What you have to do. Write out the full listing again, exactly as it stands.
===============
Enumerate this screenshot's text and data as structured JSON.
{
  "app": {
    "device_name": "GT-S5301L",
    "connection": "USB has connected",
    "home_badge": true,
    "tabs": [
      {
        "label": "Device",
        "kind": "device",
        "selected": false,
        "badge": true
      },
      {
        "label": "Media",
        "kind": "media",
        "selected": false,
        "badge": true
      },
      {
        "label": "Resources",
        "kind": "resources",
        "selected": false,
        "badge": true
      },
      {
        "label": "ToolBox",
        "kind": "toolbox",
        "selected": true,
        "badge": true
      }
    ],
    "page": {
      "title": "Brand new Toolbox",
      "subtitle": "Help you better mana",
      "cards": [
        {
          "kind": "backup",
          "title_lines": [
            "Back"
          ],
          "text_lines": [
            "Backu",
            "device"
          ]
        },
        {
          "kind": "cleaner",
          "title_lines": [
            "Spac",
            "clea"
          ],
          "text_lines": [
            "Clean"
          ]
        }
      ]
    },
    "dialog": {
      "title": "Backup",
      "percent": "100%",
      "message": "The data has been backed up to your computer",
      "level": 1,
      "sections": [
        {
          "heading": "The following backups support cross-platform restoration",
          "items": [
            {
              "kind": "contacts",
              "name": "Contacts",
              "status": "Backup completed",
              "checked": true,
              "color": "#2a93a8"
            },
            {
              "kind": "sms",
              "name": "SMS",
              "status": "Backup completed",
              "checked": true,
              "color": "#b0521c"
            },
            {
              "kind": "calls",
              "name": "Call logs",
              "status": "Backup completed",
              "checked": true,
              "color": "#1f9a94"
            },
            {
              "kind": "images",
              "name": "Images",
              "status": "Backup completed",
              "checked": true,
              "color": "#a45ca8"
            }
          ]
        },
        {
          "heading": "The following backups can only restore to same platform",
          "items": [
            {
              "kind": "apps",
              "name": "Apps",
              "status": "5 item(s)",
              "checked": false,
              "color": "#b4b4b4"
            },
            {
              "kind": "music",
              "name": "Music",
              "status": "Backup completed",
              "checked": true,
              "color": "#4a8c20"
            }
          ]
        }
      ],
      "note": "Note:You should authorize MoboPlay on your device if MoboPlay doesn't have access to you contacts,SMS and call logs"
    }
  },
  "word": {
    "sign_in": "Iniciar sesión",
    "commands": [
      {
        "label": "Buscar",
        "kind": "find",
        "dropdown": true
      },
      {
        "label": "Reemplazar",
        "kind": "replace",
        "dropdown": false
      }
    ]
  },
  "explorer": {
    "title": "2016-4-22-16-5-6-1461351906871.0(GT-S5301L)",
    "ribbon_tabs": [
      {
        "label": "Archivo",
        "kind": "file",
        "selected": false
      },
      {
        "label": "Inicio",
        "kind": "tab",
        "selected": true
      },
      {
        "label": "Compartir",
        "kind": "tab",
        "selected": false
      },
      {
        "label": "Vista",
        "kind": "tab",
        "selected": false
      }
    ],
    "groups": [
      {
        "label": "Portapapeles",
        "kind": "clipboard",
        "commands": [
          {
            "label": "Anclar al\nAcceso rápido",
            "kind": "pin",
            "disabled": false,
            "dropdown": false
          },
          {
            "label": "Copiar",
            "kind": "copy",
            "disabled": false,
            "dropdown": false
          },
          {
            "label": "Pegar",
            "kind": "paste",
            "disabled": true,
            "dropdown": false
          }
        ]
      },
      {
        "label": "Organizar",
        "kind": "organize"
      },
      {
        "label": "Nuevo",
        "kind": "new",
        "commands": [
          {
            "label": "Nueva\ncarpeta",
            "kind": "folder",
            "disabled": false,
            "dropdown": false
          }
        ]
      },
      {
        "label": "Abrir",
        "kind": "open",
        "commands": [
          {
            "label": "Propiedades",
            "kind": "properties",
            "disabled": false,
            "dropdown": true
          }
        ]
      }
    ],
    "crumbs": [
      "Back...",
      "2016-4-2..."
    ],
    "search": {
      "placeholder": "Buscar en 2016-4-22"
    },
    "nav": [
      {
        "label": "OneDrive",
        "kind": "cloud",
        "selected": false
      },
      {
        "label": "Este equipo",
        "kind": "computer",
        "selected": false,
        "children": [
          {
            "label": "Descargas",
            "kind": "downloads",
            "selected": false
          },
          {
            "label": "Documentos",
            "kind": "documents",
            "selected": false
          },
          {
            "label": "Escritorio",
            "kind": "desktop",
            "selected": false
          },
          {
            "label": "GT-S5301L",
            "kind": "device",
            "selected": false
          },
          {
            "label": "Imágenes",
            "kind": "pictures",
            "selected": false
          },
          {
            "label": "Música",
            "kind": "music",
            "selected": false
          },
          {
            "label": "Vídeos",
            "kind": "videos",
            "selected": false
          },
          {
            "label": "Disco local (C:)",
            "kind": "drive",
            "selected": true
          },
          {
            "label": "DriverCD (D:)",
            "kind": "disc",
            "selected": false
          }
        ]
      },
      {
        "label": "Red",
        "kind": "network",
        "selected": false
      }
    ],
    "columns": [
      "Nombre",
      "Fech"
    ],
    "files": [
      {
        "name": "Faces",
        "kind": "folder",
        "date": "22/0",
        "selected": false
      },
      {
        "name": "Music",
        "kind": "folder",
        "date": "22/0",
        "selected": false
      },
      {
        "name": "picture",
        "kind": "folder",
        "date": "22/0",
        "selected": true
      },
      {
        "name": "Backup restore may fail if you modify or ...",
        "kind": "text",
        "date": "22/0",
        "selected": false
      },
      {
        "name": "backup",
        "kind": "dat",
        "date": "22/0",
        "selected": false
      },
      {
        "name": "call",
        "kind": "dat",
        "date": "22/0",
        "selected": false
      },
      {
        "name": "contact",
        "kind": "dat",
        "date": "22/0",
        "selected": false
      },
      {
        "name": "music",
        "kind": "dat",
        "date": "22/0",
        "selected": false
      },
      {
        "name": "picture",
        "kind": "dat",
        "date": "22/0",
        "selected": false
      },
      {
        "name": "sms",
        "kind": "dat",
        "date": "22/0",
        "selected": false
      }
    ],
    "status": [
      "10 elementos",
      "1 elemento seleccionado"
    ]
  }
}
===============
Answer area.
Enumerate this screenshot's text and data as structured JSON.
{
  "app": {
    "device_name": "GT-S5301L",
    "connection": "USB has connected",
    "home_badge": true,
    "tabs": [
      {
        "label": "Device",
        "kind": "device",
        "selected": false,
        "badge": true
      },
      {
        "label": "Media",
        "kind": "media",
        "selected": false,
        "badge": true
      },
      {
        "label": "Resources",
        "kind": "resources",
        "selected": false,
        "badge": true
      },
      {
        "label": "ToolBox",
        "kind": "toolbox",
        "selected": true,
        "badge": true
      }
    ],
    "page": {
      "title": "Brand new Toolbox",
      "subtitle": "Help you better mana",
      "cards": [
        {
          "kind": "backup",
          "title_lines": [
            "Back"
          ],
          "text_lines": [
            "Backu",
            "device"
          ]
        },
        {
          "kind": "cleaner",
          "title_lines": [
            "Spac",
            "clea"
          ],
          "text_lines": [
            "Clean"
          ]
        }
      ]
    },
    "dialog": {
      "title": "Backup",
      "percent": "100%",
      "message": "The data has been backed up to your computer",
      "level": 1,
      "sections": [
        {
          "heading": "The following backups support cross-platform restoration",
          "items": [
            {
              "kind": "contacts",
              "name": "Contacts",
              "status": "Backup completed",
              "checked": true,
              "color": "#2a93a8"
            },
            {
              "kind": "sms",
              "name": "SMS",
              "status": "Backup completed",
              "checked": true,
              "color": "#b0521c"
            },
            {
              "kind": "calls",
              "name": "Call logs",
              "status": "Backup completed",
              "checked": true,
              "color": "#1f9a94"
            },
            {
              "kind": "images",
              "name": "Images",
              "status": "Backup completed",
              "checked": true,
              "color": "#a45ca8"
            }
          ]
        },
        {
          "heading": "The following backups can only restore to same platform",
          "items": [
            {
              "kind": "apps",
              "name": "Apps",
              "status": "5 item(s)",
              "checked": false,
              "color": "#b4b4b4"
            },
            {
              "kind": "music",
              "name": "Music",
              "status": "Backup completed",
              "checked": true,
              "color": "#4a8c20"
            }
          ]
        }
      ],
      "note": "Note:You should authorize MoboPlay on your device if MoboPlay doesn't have access to you contacts,SMS and call logs"
    }
  },
  "word": {
    "sign_in": "Iniciar sesión",
    "commands": [
      {
        "label": "Buscar",
        "kind": "find",
        "dropdown": true
      },
      {
        "label": "Reemplazar",
        "kind": "replace",
        "dropdown": false
      }
    ]
  },
  "explorer": {
    "title": "2016-4-22-16-5-6-1461351906871.0(GT-S5301L)",
    "ribbon_tabs": [
      {
        "label": "Archivo",
        "kind": "file",
        "selected": false
      },
      {
        "label": "Inicio",
        "kind": "tab",
        "selected": true
      },
      {
        "label": "Compartir",
        "kind": "tab",
        "selected": false
      },
      {
        "label": "Vista",
        "kind": "tab",
        "selected": false
      }
    ],
    "groups": [
      {
        "label": "Portapapeles",
        "kind": "clipboard",
        "commands": [
          {
            "label": "Anclar al\nAcceso rápido",
            "kind": "pin",
            "disabled": false,
            "dropdown": false
          },
          {
            "label": "Copiar",
            "kind": "copy",
            "disabled": false,
            "dropdown": false
          },
          {
            "label": "Pegar",
            "kind": "paste",
            "disabled": true,
            "dropdown": false
          }
        ]
      },
      {
        "label": "Organizar",
        "kind": "organize"
      },
      {
        "label": "Nuevo",
        "kind": "new",
        "commands": [
          {
            "label": "Nueva\ncarpeta",
            "kind": "folder",
            "disabled": false,
            "dropdown": false
          }
        ]
      },
      {
        "label": "Abrir",
        "kind": "open",
        "commands": [
          {
            "label": "Propiedades",
            "kind": "properties",
            "disabled": false,
            "dropdown": true
          }
        ]
      }
    ],
    "crumbs": [
      "Back...",
      "2016-4-2..."
    ],
    "search": {
      "placeholder": "Buscar en 2016-4-22"
    },
    "nav": [
      {
        "label": "OneDrive",
        "kind": "cloud",
        "selected": false
      },
      {
        "label": "Este equipo",
        "kind": "computer",
        "selected": false,
        "children": [
          {
            "label": "Descargas",
            "kind": "downloads",
            "selected": false
          },
          {
            "label": "Documentos",
            "kind": "documents",
            "selected": false
          },
          {
            "label": "Escritorio",
            "kind": "desktop",
            "selected": false
          },
          {
            "label": "GT-S5301L",
            "kind": "device",
            "selected": false
          },
          {
            "label": "Imágenes",
            "kind": "pictures",
            "selected": false
          },
          {
            "label": "Música",
            "kind": "music",
            "selected": false
          },
          {
            "label": "Vídeos",
            "kind": "videos",
            "selected": false
          },
          {
            "label": "Disco local (C:)",
            "kind": "drive",
            "selected": true
          },
          {
            "label": "DriverCD (D:)",
            "kind": "disc",
            "selected": false
          }
        ]
      },
      {
        "label": "Red",
        "kind": "network",
        "selected": false
      }
    ],
    "columns": [
      "Nombre",
      "Fech"
    ],
    "files": [
      {
        "name": "Faces",
        "kind": "folder",
        "date": "22/0",
        "selected": false
      },
      {
        "name": "Music",
        "kind": "folder",
        "date": "22/0",
        "selected": false
      },
      {
        "name": "picture",
        "kind": "folder",
        "date": "22/0",
        "selected": true
      },
      {
        "name": "Backup restore may fail if you modify or ...",
        "kind": "text",
        "date": "22/0",
        "selected": false
      },
      {
        "name": "backup",
        "kind": "dat",
        "date": "22/0",
        "selected": false
      },
      {
        "name": "call",
        "kind": "dat",
        "date": "22/0",
        "selected": false
      },
      {
        "name": "contact",
        "kind": "dat",
        "date": "22/0",
        "selected": false
      },
      {
        "name": "music",
        "kind": "dat",
        "date": "22/0",
        "selected": false
      },
      {
        "name": "picture",
        "kind": "dat",
        "date": "22/0",
        "selected": false
      },
      {
        "name": "sms",
        "kind": "dat",
        "date": "22/0",
        "selected": false
      }
    ],
    "status": [
      "10 elementos",
      "1 elemento seleccionado"
    ]
  }
}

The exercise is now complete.